• _Aim_:
Collect all lines from the listing that include the string "title".

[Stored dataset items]
------------------------

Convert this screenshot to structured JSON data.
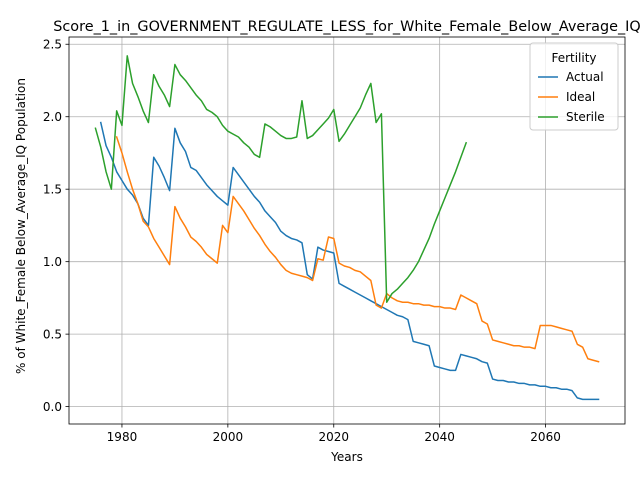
{
  "chart_data": {
    "type": "line",
    "title": "Score_1_in_GOVERNMENT_REGULATE_LESS_for_White_Female_Below_Average_IQ",
    "xlabel": "Years",
    "ylabel": "% of White_Female Below_Average_IQ Population",
    "xlim": [
      1970,
      2075
    ],
    "ylim": [
      -0.12,
      2.55
    ],
    "xticks": [
      1980,
      2000,
      2020,
      2040,
      2060
    ],
    "yticks": [
      0.0,
      0.5,
      1.0,
      1.5,
      2.0,
      2.5
    ],
    "xtick_labels": [
      "1980",
      "2000",
      "2020",
      "2040",
      "2060"
    ],
    "ytick_labels": [
      "0.0",
      "0.5",
      "1.0",
      "1.5",
      "2.0",
      "2.5"
    ],
    "grid": true,
    "legend": {
      "title": "Fertility",
      "placement": "top-right"
    },
    "series": [
      {
        "name": "Actual",
        "color": "#1f77b4",
        "points": [
          [
            1976,
            1.96
          ],
          [
            1977,
            1.8
          ],
          [
            1978,
            1.72
          ],
          [
            1979,
            1.62
          ],
          [
            1980,
            1.56
          ],
          [
            1981,
            1.5
          ],
          [
            1982,
            1.46
          ],
          [
            1983,
            1.4
          ],
          [
            1984,
            1.3
          ],
          [
            1985,
            1.25
          ],
          [
            1986,
            1.72
          ],
          [
            1987,
            1.66
          ],
          [
            1988,
            1.58
          ],
          [
            1989,
            1.49
          ],
          [
            1990,
            1.92
          ],
          [
            1991,
            1.82
          ],
          [
            1992,
            1.76
          ],
          [
            1993,
            1.65
          ],
          [
            1994,
            1.63
          ],
          [
            1995,
            1.58
          ],
          [
            1996,
            1.53
          ],
          [
            1997,
            1.49
          ],
          [
            1998,
            1.45
          ],
          [
            1999,
            1.42
          ],
          [
            2000,
            1.39
          ],
          [
            2001,
            1.65
          ],
          [
            2002,
            1.6
          ],
          [
            2003,
            1.55
          ],
          [
            2004,
            1.5
          ],
          [
            2005,
            1.45
          ],
          [
            2006,
            1.41
          ],
          [
            2007,
            1.35
          ],
          [
            2008,
            1.31
          ],
          [
            2009,
            1.27
          ],
          [
            2010,
            1.21
          ],
          [
            2011,
            1.18
          ],
          [
            2012,
            1.16
          ],
          [
            2013,
            1.15
          ],
          [
            2014,
            1.13
          ],
          [
            2015,
            0.91
          ],
          [
            2016,
            0.88
          ],
          [
            2017,
            1.1
          ],
          [
            2018,
            1.08
          ],
          [
            2019,
            1.07
          ],
          [
            2020,
            1.06
          ],
          [
            2021,
            0.85
          ],
          [
            2022,
            0.83
          ],
          [
            2023,
            0.81
          ],
          [
            2024,
            0.79
          ],
          [
            2025,
            0.77
          ],
          [
            2026,
            0.75
          ],
          [
            2027,
            0.73
          ],
          [
            2028,
            0.71
          ],
          [
            2029,
            0.69
          ],
          [
            2030,
            0.67
          ],
          [
            2031,
            0.65
          ],
          [
            2032,
            0.63
          ],
          [
            2033,
            0.62
          ],
          [
            2034,
            0.6
          ],
          [
            2035,
            0.45
          ],
          [
            2036,
            0.44
          ],
          [
            2037,
            0.43
          ],
          [
            2038,
            0.42
          ],
          [
            2039,
            0.28
          ],
          [
            2040,
            0.27
          ],
          [
            2041,
            0.26
          ],
          [
            2042,
            0.25
          ],
          [
            2043,
            0.25
          ],
          [
            2044,
            0.36
          ],
          [
            2045,
            0.35
          ],
          [
            2046,
            0.34
          ],
          [
            2047,
            0.33
          ],
          [
            2048,
            0.31
          ],
          [
            2049,
            0.3
          ],
          [
            2050,
            0.19
          ],
          [
            2051,
            0.18
          ],
          [
            2052,
            0.18
          ],
          [
            2053,
            0.17
          ],
          [
            2054,
            0.17
          ],
          [
            2055,
            0.16
          ],
          [
            2056,
            0.16
          ],
          [
            2057,
            0.15
          ],
          [
            2058,
            0.15
          ],
          [
            2059,
            0.14
          ],
          [
            2060,
            0.14
          ],
          [
            2061,
            0.13
          ],
          [
            2062,
            0.13
          ],
          [
            2063,
            0.12
          ],
          [
            2064,
            0.12
          ],
          [
            2065,
            0.11
          ],
          [
            2066,
            0.06
          ],
          [
            2067,
            0.05
          ],
          [
            2068,
            0.05
          ],
          [
            2069,
            0.05
          ],
          [
            2070,
            0.05
          ]
        ]
      },
      {
        "name": "Ideal",
        "color": "#ff7f0e",
        "points": [
          [
            1979,
            1.86
          ],
          [
            1980,
            1.75
          ],
          [
            1981,
            1.62
          ],
          [
            1982,
            1.5
          ],
          [
            1983,
            1.4
          ],
          [
            1984,
            1.28
          ],
          [
            1985,
            1.24
          ],
          [
            1986,
            1.16
          ],
          [
            1987,
            1.1
          ],
          [
            1988,
            1.04
          ],
          [
            1989,
            0.98
          ],
          [
            1990,
            1.38
          ],
          [
            1991,
            1.3
          ],
          [
            1992,
            1.24
          ],
          [
            1993,
            1.17
          ],
          [
            1994,
            1.14
          ],
          [
            1995,
            1.1
          ],
          [
            1996,
            1.05
          ],
          [
            1997,
            1.02
          ],
          [
            1998,
            0.99
          ],
          [
            1999,
            1.25
          ],
          [
            2000,
            1.2
          ],
          [
            2001,
            1.45
          ],
          [
            2002,
            1.4
          ],
          [
            2003,
            1.35
          ],
          [
            2004,
            1.29
          ],
          [
            2005,
            1.23
          ],
          [
            2006,
            1.18
          ],
          [
            2007,
            1.12
          ],
          [
            2008,
            1.07
          ],
          [
            2009,
            1.03
          ],
          [
            2010,
            0.98
          ],
          [
            2011,
            0.94
          ],
          [
            2012,
            0.92
          ],
          [
            2013,
            0.91
          ],
          [
            2014,
            0.9
          ],
          [
            2015,
            0.89
          ],
          [
            2016,
            0.87
          ],
          [
            2017,
            1.02
          ],
          [
            2018,
            1.01
          ],
          [
            2019,
            1.17
          ],
          [
            2020,
            1.16
          ],
          [
            2021,
            0.99
          ],
          [
            2022,
            0.97
          ],
          [
            2023,
            0.96
          ],
          [
            2024,
            0.94
          ],
          [
            2025,
            0.93
          ],
          [
            2026,
            0.9
          ],
          [
            2027,
            0.87
          ],
          [
            2028,
            0.7
          ],
          [
            2029,
            0.68
          ],
          [
            2030,
            0.78
          ],
          [
            2031,
            0.75
          ],
          [
            2032,
            0.73
          ],
          [
            2033,
            0.72
          ],
          [
            2034,
            0.72
          ],
          [
            2035,
            0.71
          ],
          [
            2036,
            0.71
          ],
          [
            2037,
            0.7
          ],
          [
            2038,
            0.7
          ],
          [
            2039,
            0.69
          ],
          [
            2040,
            0.69
          ],
          [
            2041,
            0.68
          ],
          [
            2042,
            0.68
          ],
          [
            2043,
            0.67
          ],
          [
            2044,
            0.77
          ],
          [
            2045,
            0.75
          ],
          [
            2046,
            0.73
          ],
          [
            2047,
            0.71
          ],
          [
            2048,
            0.59
          ],
          [
            2049,
            0.57
          ],
          [
            2050,
            0.46
          ],
          [
            2051,
            0.45
          ],
          [
            2052,
            0.44
          ],
          [
            2053,
            0.43
          ],
          [
            2054,
            0.42
          ],
          [
            2055,
            0.42
          ],
          [
            2056,
            0.41
          ],
          [
            2057,
            0.41
          ],
          [
            2058,
            0.4
          ],
          [
            2059,
            0.56
          ],
          [
            2060,
            0.56
          ],
          [
            2061,
            0.56
          ],
          [
            2062,
            0.55
          ],
          [
            2063,
            0.54
          ],
          [
            2064,
            0.53
          ],
          [
            2065,
            0.52
          ],
          [
            2066,
            0.43
          ],
          [
            2067,
            0.41
          ],
          [
            2068,
            0.33
          ],
          [
            2069,
            0.32
          ],
          [
            2070,
            0.31
          ]
        ]
      },
      {
        "name": "Sterile",
        "color": "#2ca02c",
        "points": [
          [
            1975,
            1.92
          ],
          [
            1976,
            1.79
          ],
          [
            1977,
            1.62
          ],
          [
            1978,
            1.5
          ],
          [
            1979,
            2.04
          ],
          [
            1980,
            1.94
          ],
          [
            1981,
            2.42
          ],
          [
            1982,
            2.23
          ],
          [
            1983,
            2.14
          ],
          [
            1984,
            2.04
          ],
          [
            1985,
            1.96
          ],
          [
            1986,
            2.29
          ],
          [
            1987,
            2.21
          ],
          [
            1988,
            2.15
          ],
          [
            1989,
            2.07
          ],
          [
            1990,
            2.36
          ],
          [
            1991,
            2.29
          ],
          [
            1992,
            2.25
          ],
          [
            1993,
            2.2
          ],
          [
            1994,
            2.15
          ],
          [
            1995,
            2.11
          ],
          [
            1996,
            2.05
          ],
          [
            1997,
            2.03
          ],
          [
            1998,
            2.0
          ],
          [
            1999,
            1.94
          ],
          [
            2000,
            1.9
          ],
          [
            2001,
            1.88
          ],
          [
            2002,
            1.86
          ],
          [
            2003,
            1.82
          ],
          [
            2004,
            1.79
          ],
          [
            2005,
            1.74
          ],
          [
            2006,
            1.72
          ],
          [
            2007,
            1.95
          ],
          [
            2008,
            1.93
          ],
          [
            2009,
            1.9
          ],
          [
            2010,
            1.87
          ],
          [
            2011,
            1.85
          ],
          [
            2012,
            1.85
          ],
          [
            2013,
            1.86
          ],
          [
            2014,
            2.11
          ],
          [
            2015,
            1.85
          ],
          [
            2016,
            1.87
          ],
          [
            2017,
            1.91
          ],
          [
            2018,
            1.95
          ],
          [
            2019,
            1.99
          ],
          [
            2020,
            2.05
          ],
          [
            2021,
            1.83
          ],
          [
            2022,
            1.88
          ],
          [
            2023,
            1.94
          ],
          [
            2024,
            2.0
          ],
          [
            2025,
            2.06
          ],
          [
            2026,
            2.15
          ],
          [
            2027,
            2.23
          ],
          [
            2028,
            1.96
          ],
          [
            2029,
            2.02
          ],
          [
            2030,
            0.72
          ],
          [
            2031,
            0.78
          ],
          [
            2032,
            0.81
          ],
          [
            2033,
            0.85
          ],
          [
            2034,
            0.89
          ],
          [
            2035,
            0.94
          ],
          [
            2036,
            1.0
          ],
          [
            2037,
            1.08
          ],
          [
            2038,
            1.16
          ],
          [
            2039,
            1.26
          ],
          [
            2040,
            1.35
          ],
          [
            2041,
            1.44
          ],
          [
            2042,
            1.53
          ],
          [
            2043,
            1.62
          ],
          [
            2044,
            1.72
          ],
          [
            2045,
            1.82
          ]
        ]
      }
    ]
  }
}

------------------------

• _Exercise output_:
    "title": "Score_1_in_GOVERNMENT_REGULATE_LESS_for_White_Female_Below_Average_IQ",
      "title": "Fertility",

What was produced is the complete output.